What to do
**A.** In the excerpt on abandoned houses, what did the previous owner rip out when he left the Chicagoland home?
**B.** Using the excerpt on abandoned houses, explain why the Gilded Age was a period of prosperity for America in the late nineteenth century, in one to three sentences.

Excerpt provided
┌────────

When my family moved into a new home in the Chicagoland area around fifteen years ago, I was informed the day we moved in that the house had been previously foreclosed a while back in the depths of the recession. This house had been presented in a state of disrepair: the banisters were ripped out by the previous owner when he left. The windowpanes were missing. Upon meeting one of my neighbors, a girl my same age, she leaned in close and whispered that the home had been abandoned for some time, to the point where the neighborhood kids thought it was haunted and dared each other to go in there.
When I was writing The Manor of Dreams, a story about an inheritance battle over a Chinese Hollywood star-turned recluse’s lavish, formerly grand estate, I was obsessed with the homes of the Gilded Age, a period of prosperity for America in the late nineteenth century due to technological improvements and the acquisition of coveted resources. Each of these houses had an origin of wealth, concentrated around titans who dominated industries of copper, railroads, guns, news media. They built houses with dozens of rooms and teeming with excess, homes so meticulously constructed in beloved architectural styles: Italianate, Beaux-Arts, Queen Anne Gothic. These homes now stand cavernous and empty, sometimes renovated into museums, sometimes left abandoned, hollowed of the promise which once possessed them, crumbling into the earth.

└────────

Dataset records
┌────────

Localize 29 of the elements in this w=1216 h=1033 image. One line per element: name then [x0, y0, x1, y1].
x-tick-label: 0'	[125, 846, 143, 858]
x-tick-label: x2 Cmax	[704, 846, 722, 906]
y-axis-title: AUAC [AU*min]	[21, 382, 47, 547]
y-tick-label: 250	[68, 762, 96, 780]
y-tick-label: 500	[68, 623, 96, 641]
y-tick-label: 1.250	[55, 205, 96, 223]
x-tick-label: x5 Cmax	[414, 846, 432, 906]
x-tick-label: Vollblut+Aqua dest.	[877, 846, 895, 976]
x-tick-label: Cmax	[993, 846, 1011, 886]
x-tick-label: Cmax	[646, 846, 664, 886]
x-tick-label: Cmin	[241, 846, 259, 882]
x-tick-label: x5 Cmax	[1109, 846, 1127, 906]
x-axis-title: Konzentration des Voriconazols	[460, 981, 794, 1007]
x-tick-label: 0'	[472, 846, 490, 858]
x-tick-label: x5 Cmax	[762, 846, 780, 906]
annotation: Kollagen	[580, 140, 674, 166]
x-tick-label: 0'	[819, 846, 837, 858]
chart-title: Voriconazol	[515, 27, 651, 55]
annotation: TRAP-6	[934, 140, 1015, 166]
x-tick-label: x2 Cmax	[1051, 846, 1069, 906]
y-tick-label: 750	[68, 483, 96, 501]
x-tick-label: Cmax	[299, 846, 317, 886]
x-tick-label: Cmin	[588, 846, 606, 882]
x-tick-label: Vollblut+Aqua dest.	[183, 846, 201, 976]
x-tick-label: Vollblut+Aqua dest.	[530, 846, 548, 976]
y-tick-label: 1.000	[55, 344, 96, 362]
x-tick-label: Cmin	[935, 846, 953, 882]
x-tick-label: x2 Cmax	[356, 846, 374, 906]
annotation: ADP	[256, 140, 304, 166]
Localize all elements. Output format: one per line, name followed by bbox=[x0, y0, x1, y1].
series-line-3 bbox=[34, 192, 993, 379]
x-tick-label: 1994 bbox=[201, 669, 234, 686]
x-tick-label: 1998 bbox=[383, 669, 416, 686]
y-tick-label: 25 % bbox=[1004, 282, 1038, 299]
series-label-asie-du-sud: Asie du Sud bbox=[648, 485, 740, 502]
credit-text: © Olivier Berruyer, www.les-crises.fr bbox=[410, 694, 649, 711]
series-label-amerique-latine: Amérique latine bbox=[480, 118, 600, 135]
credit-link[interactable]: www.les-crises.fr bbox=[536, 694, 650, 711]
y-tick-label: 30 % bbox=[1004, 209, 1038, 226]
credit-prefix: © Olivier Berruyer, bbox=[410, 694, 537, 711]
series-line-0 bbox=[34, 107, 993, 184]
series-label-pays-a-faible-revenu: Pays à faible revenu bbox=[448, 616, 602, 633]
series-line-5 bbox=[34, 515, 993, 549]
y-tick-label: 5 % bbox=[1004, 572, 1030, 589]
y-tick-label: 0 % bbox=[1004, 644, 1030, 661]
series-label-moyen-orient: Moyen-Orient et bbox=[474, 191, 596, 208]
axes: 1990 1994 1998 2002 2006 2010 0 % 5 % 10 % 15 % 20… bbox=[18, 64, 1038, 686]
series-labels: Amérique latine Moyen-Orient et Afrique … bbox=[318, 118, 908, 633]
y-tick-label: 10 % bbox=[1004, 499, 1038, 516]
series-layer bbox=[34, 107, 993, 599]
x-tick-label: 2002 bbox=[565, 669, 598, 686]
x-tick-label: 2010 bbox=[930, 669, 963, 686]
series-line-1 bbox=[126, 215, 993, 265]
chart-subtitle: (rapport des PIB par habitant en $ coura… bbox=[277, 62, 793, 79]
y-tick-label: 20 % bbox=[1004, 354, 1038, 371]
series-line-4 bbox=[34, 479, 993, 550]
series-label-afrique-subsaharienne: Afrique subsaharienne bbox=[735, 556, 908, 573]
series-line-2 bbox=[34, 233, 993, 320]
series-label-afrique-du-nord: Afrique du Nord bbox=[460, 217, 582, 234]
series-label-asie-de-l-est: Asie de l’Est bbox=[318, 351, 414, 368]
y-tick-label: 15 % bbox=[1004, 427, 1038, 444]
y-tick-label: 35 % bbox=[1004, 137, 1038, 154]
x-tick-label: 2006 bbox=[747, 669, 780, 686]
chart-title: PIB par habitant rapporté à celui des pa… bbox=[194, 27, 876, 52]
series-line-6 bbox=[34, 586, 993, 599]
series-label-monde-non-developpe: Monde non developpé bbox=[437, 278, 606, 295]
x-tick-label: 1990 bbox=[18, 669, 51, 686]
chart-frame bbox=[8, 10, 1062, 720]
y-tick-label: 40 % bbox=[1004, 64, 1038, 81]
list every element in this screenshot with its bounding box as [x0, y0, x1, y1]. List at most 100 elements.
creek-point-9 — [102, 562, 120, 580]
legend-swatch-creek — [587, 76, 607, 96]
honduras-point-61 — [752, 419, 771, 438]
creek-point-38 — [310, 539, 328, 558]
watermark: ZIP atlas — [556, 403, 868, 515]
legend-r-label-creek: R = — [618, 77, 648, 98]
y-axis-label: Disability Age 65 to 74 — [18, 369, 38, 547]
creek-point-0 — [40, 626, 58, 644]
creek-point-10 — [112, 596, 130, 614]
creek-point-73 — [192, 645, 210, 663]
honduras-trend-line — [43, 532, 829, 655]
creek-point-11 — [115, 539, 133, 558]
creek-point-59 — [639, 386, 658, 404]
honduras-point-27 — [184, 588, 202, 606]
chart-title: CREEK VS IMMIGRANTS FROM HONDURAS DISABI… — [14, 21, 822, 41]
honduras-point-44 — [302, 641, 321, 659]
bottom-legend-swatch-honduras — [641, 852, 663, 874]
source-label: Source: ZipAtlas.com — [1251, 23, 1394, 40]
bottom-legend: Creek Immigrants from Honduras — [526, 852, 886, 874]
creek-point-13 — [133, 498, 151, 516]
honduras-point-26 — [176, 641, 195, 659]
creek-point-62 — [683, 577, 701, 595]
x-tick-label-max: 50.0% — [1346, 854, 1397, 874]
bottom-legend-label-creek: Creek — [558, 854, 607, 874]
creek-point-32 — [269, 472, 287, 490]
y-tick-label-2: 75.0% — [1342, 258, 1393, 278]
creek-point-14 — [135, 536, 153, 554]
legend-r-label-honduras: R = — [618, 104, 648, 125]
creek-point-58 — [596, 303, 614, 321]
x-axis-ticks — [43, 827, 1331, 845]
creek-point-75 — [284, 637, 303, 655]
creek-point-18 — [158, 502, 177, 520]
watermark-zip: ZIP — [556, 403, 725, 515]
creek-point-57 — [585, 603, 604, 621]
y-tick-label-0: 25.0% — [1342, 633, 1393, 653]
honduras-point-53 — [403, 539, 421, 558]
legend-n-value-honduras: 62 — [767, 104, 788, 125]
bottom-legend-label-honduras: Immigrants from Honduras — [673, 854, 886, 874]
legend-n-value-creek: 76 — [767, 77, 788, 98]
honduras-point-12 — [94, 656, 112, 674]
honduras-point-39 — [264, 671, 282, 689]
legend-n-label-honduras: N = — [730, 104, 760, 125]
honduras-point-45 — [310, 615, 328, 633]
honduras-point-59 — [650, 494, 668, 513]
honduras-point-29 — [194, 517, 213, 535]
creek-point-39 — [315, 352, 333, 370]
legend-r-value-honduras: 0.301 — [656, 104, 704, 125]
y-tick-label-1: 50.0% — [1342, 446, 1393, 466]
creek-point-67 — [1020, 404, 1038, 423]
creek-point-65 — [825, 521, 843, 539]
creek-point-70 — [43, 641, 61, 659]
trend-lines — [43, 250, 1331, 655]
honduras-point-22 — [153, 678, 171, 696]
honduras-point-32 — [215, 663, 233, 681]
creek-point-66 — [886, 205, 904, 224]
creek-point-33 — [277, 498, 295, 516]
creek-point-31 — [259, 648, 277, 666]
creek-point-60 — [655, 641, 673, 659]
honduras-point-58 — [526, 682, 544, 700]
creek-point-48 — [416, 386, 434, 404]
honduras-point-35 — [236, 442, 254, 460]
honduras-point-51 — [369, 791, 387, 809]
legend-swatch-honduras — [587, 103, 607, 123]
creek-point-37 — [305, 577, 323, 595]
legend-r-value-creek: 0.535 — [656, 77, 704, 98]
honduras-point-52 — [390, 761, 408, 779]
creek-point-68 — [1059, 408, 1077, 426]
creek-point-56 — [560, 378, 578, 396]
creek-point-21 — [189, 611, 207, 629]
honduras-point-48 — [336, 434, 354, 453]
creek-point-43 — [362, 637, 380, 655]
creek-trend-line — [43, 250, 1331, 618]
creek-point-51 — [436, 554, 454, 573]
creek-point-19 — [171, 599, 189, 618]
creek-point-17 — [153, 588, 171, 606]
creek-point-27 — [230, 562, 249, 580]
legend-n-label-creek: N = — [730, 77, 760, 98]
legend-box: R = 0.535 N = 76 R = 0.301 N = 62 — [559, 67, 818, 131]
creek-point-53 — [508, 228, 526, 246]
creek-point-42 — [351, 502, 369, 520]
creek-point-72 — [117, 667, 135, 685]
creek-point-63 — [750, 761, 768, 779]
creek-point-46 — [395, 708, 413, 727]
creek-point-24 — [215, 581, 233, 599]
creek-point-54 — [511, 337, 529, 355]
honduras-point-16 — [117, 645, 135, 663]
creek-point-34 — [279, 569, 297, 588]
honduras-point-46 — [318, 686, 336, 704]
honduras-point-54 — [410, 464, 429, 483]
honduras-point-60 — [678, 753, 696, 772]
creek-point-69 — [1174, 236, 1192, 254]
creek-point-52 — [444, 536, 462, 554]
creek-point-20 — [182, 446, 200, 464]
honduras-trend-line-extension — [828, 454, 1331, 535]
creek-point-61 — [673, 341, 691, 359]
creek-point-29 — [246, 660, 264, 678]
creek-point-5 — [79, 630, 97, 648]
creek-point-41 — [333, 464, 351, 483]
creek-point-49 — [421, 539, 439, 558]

└────────

Answer list
**A.** He ripped out the banisters.

**B.** The prosperity came from technological improvements and the acquisition of coveted resources. Wealth concentrated around titans who dominated the copper, railroad, gun and news media industries, and they built large, lavish homes.